▶ **PROBLEM DESCRIPTION**
In the entries that follow, how many lines hold the string "screenshot"? Give only that number.

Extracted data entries
>> START

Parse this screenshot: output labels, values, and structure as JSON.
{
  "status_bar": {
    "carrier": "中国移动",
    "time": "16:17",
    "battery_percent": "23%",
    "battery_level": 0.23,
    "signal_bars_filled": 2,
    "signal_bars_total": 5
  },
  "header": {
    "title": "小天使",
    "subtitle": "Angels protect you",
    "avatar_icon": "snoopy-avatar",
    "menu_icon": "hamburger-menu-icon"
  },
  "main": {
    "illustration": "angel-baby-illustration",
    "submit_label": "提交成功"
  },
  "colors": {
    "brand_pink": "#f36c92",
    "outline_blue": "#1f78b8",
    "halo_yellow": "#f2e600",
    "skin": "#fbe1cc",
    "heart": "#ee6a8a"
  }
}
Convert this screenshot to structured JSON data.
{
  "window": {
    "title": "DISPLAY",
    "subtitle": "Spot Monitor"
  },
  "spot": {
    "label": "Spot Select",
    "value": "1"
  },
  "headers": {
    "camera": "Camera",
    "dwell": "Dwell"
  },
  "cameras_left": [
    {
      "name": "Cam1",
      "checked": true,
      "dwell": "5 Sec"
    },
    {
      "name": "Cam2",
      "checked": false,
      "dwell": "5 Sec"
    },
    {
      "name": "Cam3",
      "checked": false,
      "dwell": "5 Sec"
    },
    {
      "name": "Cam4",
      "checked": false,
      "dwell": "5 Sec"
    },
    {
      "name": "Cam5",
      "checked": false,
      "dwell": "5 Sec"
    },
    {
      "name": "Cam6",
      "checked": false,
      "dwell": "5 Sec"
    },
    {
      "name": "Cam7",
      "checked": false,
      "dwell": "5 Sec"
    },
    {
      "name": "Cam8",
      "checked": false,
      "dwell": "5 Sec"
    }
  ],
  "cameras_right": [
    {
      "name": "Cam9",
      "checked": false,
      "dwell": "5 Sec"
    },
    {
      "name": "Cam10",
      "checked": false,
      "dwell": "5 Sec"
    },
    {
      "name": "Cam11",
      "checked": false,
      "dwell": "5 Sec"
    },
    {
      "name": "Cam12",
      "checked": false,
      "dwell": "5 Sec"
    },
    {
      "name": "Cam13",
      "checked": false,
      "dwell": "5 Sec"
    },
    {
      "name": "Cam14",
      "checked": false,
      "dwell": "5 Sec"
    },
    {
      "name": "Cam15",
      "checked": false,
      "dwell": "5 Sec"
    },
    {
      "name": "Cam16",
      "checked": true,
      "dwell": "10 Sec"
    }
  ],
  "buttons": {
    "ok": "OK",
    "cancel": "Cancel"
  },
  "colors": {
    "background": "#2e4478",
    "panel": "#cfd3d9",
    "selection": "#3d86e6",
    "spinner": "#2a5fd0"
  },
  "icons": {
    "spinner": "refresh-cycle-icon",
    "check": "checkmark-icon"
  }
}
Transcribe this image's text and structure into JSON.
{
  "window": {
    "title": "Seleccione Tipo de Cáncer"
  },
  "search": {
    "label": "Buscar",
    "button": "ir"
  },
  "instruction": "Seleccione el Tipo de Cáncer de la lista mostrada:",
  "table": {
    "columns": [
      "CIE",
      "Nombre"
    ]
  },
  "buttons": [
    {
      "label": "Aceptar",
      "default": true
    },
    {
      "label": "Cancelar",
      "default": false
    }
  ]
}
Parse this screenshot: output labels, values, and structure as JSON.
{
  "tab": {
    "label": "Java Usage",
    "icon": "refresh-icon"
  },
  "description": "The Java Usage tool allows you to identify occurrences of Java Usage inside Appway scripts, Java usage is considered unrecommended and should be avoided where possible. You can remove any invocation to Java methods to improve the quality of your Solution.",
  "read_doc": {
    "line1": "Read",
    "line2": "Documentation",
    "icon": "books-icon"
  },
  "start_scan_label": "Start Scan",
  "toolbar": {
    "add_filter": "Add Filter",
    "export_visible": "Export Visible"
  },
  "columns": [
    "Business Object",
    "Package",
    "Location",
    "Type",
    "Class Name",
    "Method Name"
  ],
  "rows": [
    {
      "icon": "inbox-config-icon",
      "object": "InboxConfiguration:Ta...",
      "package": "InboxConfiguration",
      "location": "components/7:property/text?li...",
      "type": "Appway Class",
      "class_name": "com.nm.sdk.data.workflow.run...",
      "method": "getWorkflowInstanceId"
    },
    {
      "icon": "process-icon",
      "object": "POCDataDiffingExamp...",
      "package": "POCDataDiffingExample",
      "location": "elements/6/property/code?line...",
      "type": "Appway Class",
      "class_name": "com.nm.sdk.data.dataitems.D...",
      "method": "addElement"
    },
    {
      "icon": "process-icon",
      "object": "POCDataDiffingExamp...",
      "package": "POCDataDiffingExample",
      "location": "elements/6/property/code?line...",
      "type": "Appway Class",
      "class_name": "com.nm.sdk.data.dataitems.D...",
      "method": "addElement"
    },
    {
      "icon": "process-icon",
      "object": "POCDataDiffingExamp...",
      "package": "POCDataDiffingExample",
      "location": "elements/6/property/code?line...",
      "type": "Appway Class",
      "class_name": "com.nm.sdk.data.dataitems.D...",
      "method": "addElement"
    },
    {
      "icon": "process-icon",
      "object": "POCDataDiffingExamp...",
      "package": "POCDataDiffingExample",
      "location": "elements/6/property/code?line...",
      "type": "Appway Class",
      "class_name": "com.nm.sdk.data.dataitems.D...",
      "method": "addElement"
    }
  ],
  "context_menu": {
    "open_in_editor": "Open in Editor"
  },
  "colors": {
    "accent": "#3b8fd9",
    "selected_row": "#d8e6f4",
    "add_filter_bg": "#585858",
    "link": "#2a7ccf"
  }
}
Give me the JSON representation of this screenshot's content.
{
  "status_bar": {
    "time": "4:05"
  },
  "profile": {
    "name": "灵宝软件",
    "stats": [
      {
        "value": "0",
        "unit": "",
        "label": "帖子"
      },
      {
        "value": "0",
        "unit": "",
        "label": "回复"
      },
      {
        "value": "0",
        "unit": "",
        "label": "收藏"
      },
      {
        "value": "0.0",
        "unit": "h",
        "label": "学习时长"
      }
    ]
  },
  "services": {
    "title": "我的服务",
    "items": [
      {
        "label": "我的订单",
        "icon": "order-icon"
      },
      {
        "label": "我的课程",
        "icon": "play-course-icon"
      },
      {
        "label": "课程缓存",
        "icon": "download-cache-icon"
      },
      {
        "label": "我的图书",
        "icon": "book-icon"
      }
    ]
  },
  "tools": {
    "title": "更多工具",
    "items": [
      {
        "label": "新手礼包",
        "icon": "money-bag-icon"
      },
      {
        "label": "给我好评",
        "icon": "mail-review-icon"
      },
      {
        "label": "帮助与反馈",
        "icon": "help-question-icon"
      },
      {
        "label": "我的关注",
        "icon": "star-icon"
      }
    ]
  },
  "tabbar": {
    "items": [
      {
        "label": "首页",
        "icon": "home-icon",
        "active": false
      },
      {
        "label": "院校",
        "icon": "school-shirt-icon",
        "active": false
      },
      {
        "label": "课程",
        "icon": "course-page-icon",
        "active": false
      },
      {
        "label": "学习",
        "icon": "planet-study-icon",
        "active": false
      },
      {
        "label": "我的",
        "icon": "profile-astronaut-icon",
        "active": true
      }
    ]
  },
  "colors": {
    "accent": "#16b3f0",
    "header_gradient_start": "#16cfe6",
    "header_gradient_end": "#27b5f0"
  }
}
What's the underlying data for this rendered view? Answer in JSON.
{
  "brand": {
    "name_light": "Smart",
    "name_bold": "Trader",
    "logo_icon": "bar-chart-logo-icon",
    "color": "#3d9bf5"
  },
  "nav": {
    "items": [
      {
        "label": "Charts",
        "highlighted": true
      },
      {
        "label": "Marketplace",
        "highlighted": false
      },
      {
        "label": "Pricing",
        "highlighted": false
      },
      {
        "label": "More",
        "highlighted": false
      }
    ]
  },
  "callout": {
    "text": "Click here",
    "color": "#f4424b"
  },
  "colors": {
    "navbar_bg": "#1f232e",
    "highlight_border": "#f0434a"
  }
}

>> END

▶ **TASK RESPONSE**
4